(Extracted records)

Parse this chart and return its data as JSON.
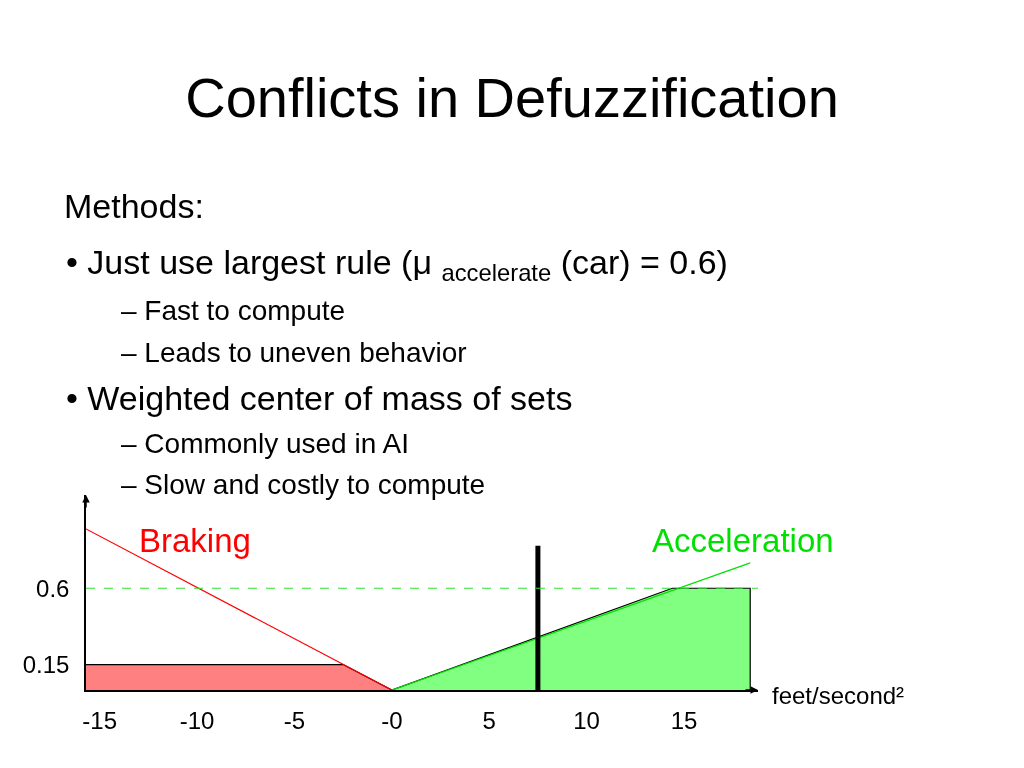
{
  "chart_data": {
    "type": "line",
    "title": "Conflicts in Defuzzification",
    "xlabel": "feet/second²",
    "annotations": [
      "Methods:",
      "• Just use largest rule (μ $_{accelerate}$ (car) = 0.6)",
      "– Fast to compute",
      "– Leads to uneven behavior",
      "• Weighted center of mass of sets",
      "– Commonly used in AI",
      "– Slow and costly to compute"
    ],
    "series": [
      {
        "type": "area",
        "color": "#ff8080",
        "x": [
          -15.7,
          -2.5,
          0
        ],
        "values": [
          0.15,
          0.15,
          0
        ]
      },
      {
        "type": "area",
        "color": "#80ff80",
        "x": [
          0,
          14.4,
          18.4,
          18.4
        ],
        "values": [
          0,
          0.6,
          0.6,
          0
        ]
      },
      {
        "name": "Braking",
        "color": "#ff0000",
        "x": [
          -15.7,
          0
        ],
        "values": [
          0.95,
          0
        ]
      },
      {
        "name": "Acceleration",
        "color": "#00e000",
        "x": [
          0,
          18.4
        ],
        "values": [
          0,
          0.75
        ]
      },
      {
        "color": "#000000",
        "x": [
          7.5,
          7.5
        ],
        "values": [
          0,
          0.85
        ]
      }
    ],
    "xlim": [
      -15.7,
      18.8
    ],
    "ylim": [
      0,
      1.15
    ],
    "xticks": [
      -15,
      -10,
      -5,
      {
        "value": 0,
        "label": "-0"
      },
      5,
      10,
      15
    ],
    "yticks": [
      0.15,
      0.6
    ],
    "ref_lines": [
      {
        "axis": "y",
        "value": 0.6,
        "color": "#33dd33",
        "line_style": "dashed"
      }
    ],
    "legend": false
  }
}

## Exercise objective
Without the pictures, output the full listing exactly as it stands.

## Solution for this task
Parse this chart and return its data as JSON.
{
  "chart_data": {
    "type": "line",
    "title": "Conflicts in Defuzzification",
    "xlabel": "feet/second²",
    "annotations": [
      "Methods:",
      "• Just use largest rule (μ $_{accelerate}$ (car) = 0.6)",
      "– Fast to compute",
      "– Leads to uneven behavior",
      "• Weighted center of mass of sets",
      "– Commonly used in AI",
      "– Slow and costly to compute"
    ],
    "series": [
      {
        "type": "area",
        "color": "#ff8080",
        "x": [
          -15.7,
          -2.5,
          0
        ],
        "values": [
          0.15,
          0.15,
          0
        ]
      },
      {
        "type": "area",
        "color": "#80ff80",
        "x": [
          0,
          14.4,
          18.4,
          18.4
        ],
        "values": [
          0,
          0.6,
          0.6,
          0
        ]
      },
      {
        "name": "Braking",
        "color": "#ff0000",
        "x": [
          -15.7,
          0
        ],
        "values": [
          0.95,
          0
        ]
      },
      {
        "name": "Acceleration",
        "color": "#00e000",
        "x": [
          0,
          18.4
        ],
        "values": [
          0,
          0.75
        ]
      },
      {
        "color": "#000000",
        "x": [
          7.5,
          7.5
        ],
        "values": [
          0,
          0.85
        ]
      }
    ],
    "xlim": [
      -15.7,
      18.8
    ],
    "ylim": [
      0,
      1.15
    ],
    "xticks": [
      -15,
      -10,
      -5,
      {
        "value": 0,
        "label": "-0"
      },
      5,
      10,
      15
    ],
    "yticks": [
      0.15,
      0.6
    ],
    "ref_lines": [
      {
        "axis": "y",
        "value": 0.6,
        "color": "#33dd33",
        "line_style": "dashed"
      }
    ],
    "legend": false
  }
}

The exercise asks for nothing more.